Locate the string "Uenderson" in the listing below. Copy every line where it is found.

[Stored data]
┄┄┄┄┄┄┄┄┄┄

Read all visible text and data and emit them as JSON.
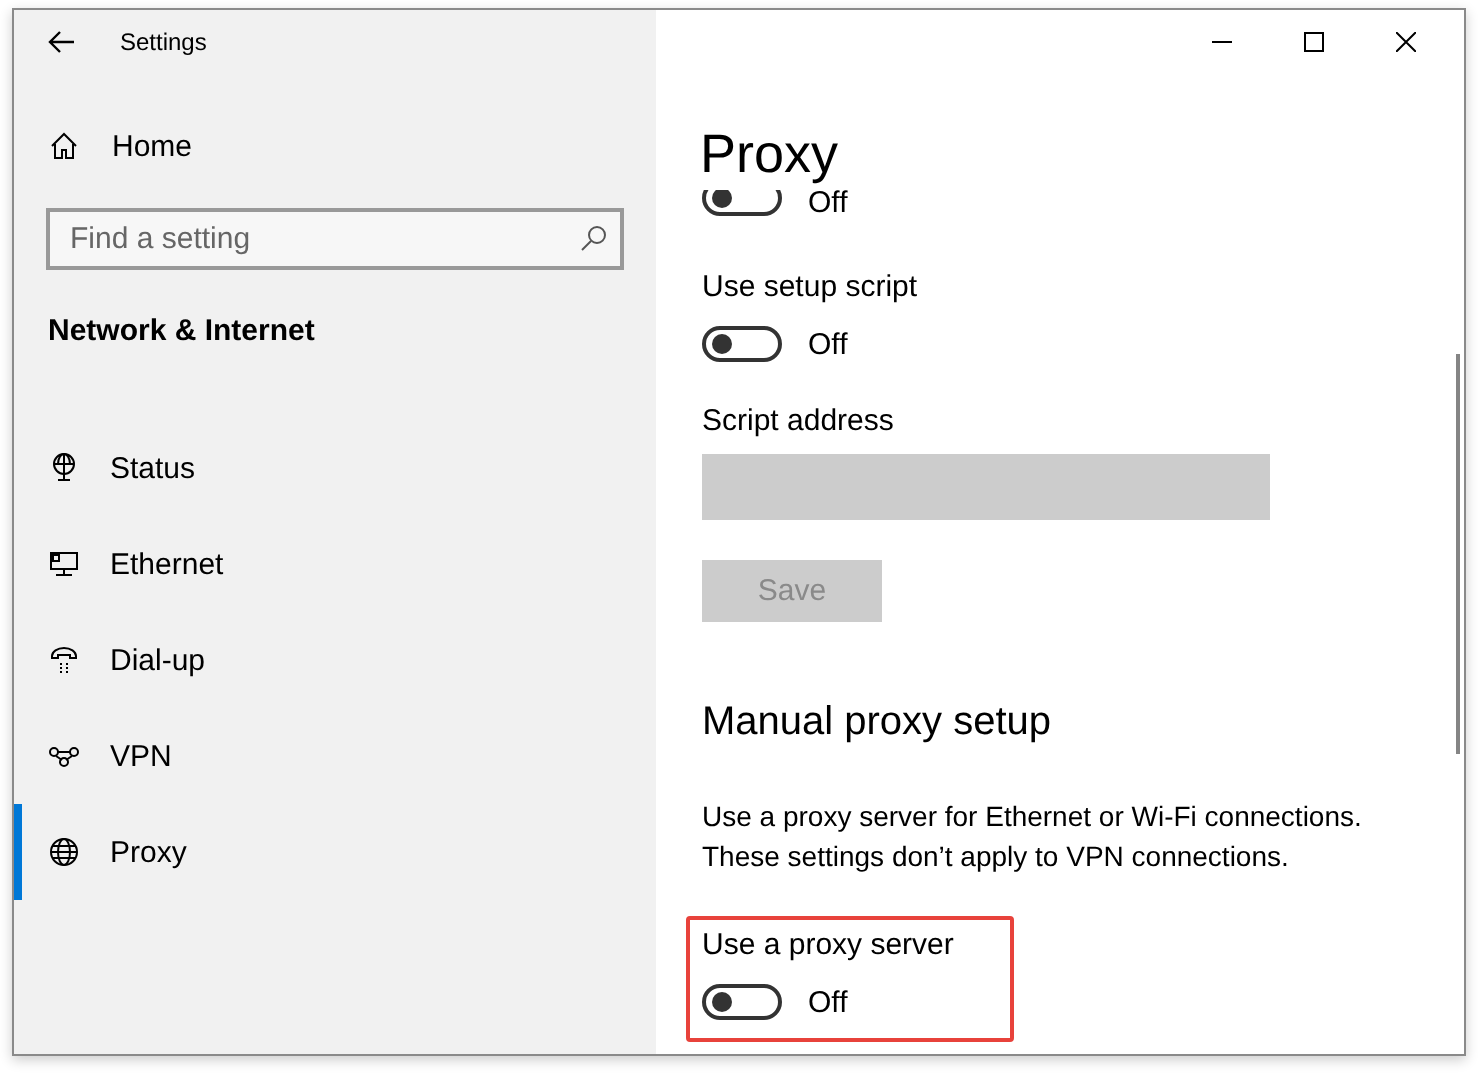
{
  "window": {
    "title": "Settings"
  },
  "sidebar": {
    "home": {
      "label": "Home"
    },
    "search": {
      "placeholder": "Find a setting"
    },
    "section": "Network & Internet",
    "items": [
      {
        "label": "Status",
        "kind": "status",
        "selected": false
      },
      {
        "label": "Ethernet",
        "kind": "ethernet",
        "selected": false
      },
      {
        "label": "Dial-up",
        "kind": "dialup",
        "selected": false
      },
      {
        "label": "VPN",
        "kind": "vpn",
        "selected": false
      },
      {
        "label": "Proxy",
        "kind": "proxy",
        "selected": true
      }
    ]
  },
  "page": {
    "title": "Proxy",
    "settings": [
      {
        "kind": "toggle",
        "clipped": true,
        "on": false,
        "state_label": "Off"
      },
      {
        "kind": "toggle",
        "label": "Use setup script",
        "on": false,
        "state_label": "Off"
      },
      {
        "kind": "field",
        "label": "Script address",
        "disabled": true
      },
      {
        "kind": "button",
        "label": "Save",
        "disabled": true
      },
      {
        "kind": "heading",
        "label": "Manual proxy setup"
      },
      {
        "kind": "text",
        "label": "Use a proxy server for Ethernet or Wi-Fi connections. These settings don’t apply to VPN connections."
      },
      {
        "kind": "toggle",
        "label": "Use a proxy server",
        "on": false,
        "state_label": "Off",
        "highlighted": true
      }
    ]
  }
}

┄┄┄┄┄┄┄┄┄┄

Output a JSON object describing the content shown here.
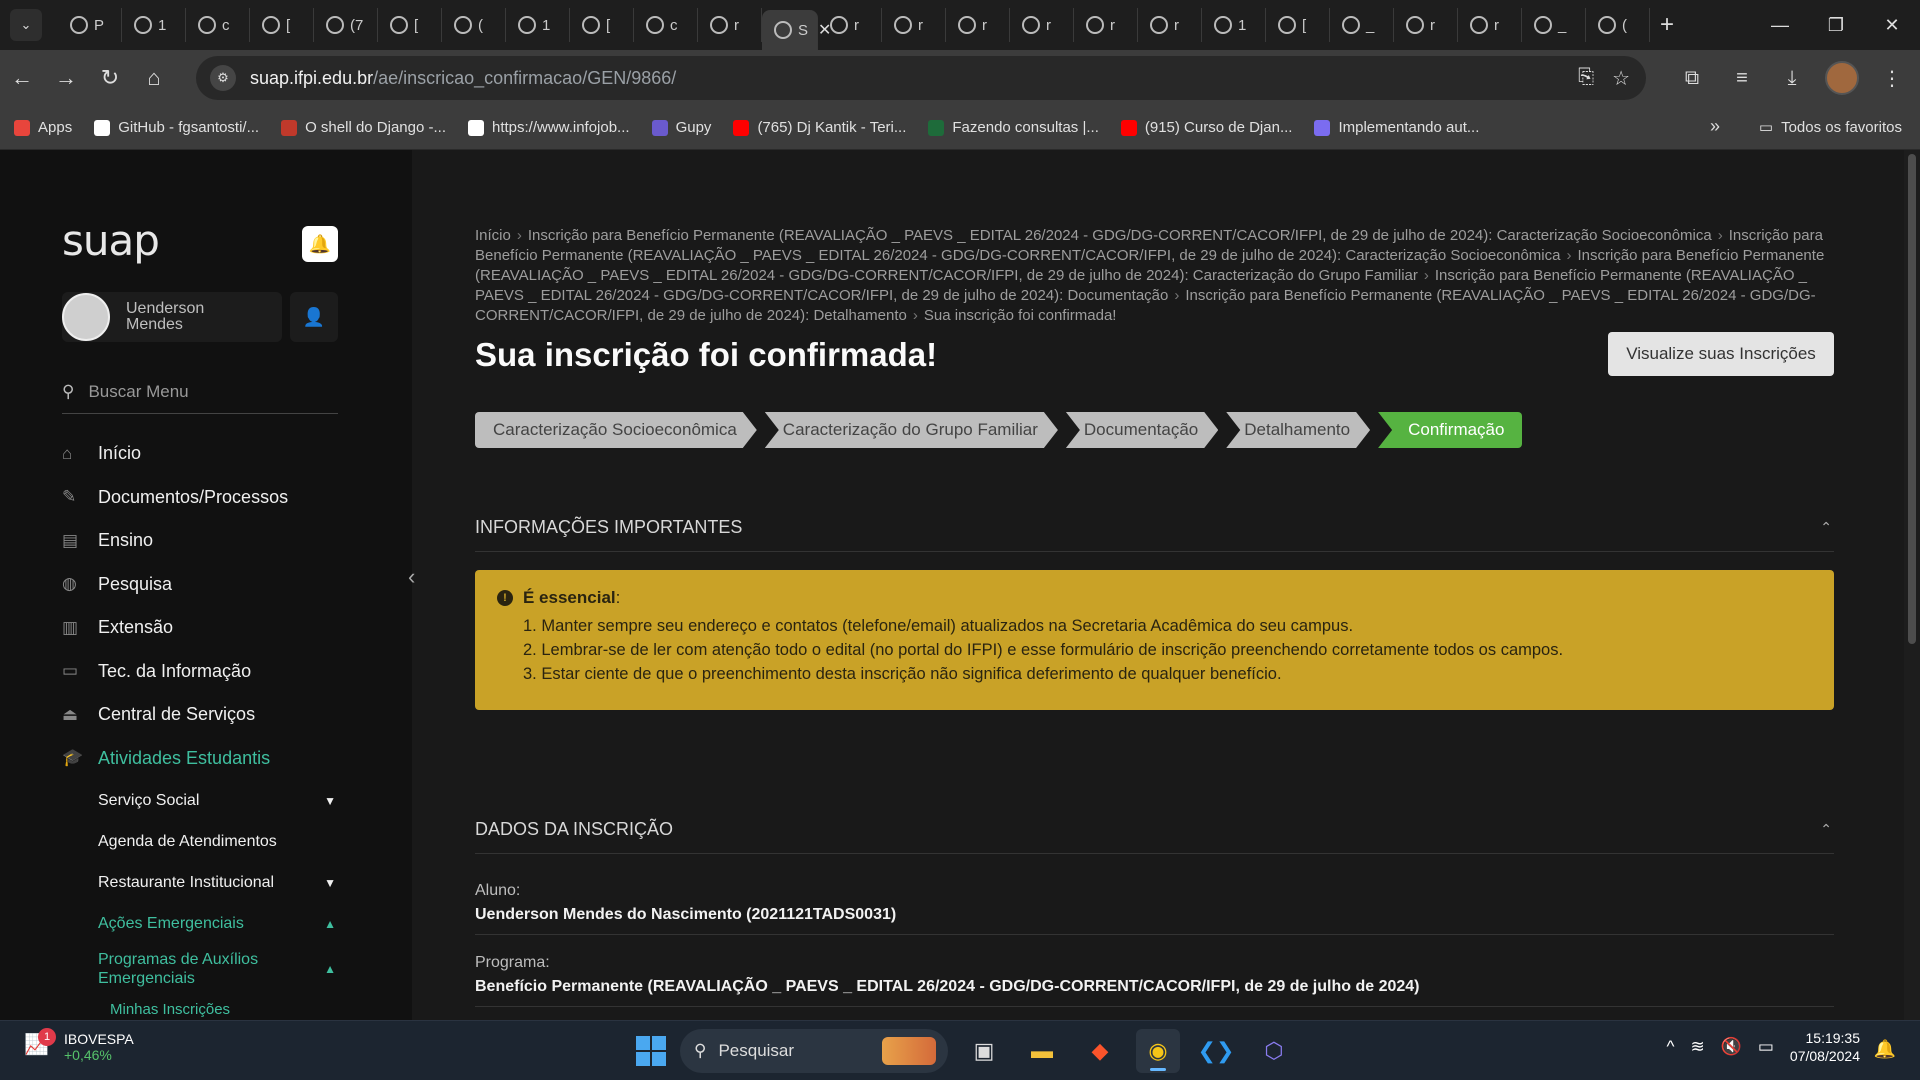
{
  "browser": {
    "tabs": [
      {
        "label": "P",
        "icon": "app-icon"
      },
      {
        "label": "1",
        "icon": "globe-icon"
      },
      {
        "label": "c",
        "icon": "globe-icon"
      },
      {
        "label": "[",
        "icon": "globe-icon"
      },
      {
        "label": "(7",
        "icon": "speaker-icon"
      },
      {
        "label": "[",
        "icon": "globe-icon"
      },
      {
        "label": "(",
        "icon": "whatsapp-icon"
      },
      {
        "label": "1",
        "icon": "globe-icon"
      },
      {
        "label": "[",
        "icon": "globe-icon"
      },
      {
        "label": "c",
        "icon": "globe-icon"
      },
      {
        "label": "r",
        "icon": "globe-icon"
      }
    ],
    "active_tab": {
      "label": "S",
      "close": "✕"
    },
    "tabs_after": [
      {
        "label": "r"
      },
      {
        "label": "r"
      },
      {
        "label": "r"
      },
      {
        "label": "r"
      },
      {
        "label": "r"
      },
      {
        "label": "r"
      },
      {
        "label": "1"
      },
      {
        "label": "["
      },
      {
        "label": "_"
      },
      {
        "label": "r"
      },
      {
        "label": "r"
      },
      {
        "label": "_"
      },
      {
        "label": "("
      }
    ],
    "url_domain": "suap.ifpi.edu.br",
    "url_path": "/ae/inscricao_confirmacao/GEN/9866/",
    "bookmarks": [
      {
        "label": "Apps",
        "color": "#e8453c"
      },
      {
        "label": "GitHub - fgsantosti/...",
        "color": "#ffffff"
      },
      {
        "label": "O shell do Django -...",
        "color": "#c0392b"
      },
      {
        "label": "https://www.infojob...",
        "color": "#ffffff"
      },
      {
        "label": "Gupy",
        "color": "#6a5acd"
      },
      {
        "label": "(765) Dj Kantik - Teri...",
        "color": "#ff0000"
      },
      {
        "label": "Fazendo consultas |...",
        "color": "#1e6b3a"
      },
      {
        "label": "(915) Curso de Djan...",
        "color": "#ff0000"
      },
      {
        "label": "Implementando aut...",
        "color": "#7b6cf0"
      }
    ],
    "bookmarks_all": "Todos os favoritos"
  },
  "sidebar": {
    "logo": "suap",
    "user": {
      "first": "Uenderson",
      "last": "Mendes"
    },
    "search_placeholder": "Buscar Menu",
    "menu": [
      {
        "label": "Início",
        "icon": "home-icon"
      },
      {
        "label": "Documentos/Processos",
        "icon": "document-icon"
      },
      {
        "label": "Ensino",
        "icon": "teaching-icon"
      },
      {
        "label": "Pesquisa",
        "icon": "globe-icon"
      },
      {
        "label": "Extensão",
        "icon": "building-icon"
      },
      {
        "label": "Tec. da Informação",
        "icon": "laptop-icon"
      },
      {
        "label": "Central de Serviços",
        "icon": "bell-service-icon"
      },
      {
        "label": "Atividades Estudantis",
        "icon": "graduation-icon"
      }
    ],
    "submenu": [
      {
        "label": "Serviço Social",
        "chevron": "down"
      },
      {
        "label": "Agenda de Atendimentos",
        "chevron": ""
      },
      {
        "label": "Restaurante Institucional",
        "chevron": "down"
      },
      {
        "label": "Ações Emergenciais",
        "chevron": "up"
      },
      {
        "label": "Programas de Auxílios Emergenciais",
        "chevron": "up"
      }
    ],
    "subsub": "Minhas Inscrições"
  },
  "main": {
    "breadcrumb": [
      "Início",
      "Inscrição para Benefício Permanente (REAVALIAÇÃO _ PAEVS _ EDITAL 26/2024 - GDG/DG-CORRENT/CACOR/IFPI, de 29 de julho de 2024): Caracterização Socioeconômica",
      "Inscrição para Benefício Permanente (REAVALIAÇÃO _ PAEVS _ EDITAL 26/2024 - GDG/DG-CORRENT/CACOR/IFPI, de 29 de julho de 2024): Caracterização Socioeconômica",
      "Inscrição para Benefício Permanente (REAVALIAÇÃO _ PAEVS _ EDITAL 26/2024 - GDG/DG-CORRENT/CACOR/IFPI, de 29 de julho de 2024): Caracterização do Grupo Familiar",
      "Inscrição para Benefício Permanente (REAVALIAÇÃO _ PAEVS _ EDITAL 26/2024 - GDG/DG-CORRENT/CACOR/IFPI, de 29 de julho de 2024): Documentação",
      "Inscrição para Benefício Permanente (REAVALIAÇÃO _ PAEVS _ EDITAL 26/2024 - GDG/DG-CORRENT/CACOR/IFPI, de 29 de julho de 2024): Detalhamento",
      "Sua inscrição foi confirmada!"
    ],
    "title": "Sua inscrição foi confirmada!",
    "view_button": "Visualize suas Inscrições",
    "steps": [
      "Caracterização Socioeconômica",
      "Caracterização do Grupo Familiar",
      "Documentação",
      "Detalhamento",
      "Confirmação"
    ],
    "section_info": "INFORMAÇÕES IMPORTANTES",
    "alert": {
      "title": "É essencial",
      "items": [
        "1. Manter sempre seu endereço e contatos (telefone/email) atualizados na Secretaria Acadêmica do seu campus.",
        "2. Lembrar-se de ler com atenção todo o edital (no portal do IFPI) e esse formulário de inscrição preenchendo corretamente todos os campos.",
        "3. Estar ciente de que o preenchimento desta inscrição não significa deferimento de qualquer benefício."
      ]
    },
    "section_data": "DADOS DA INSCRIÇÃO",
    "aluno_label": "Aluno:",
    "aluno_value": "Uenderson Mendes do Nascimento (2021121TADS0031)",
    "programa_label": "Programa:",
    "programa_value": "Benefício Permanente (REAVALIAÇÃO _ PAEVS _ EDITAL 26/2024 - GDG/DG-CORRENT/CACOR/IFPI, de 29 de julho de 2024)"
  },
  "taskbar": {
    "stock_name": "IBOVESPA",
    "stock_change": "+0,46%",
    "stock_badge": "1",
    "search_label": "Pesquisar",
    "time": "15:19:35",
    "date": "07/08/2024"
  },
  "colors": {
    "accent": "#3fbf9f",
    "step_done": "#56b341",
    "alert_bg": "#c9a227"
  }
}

┄┄┄┄┄┄┄┄┄┄

Exercise solution:
      "first": "Uenderson",
    "aluno_value": "Uenderson Mendes do Nascimento (2021121TADS0031)",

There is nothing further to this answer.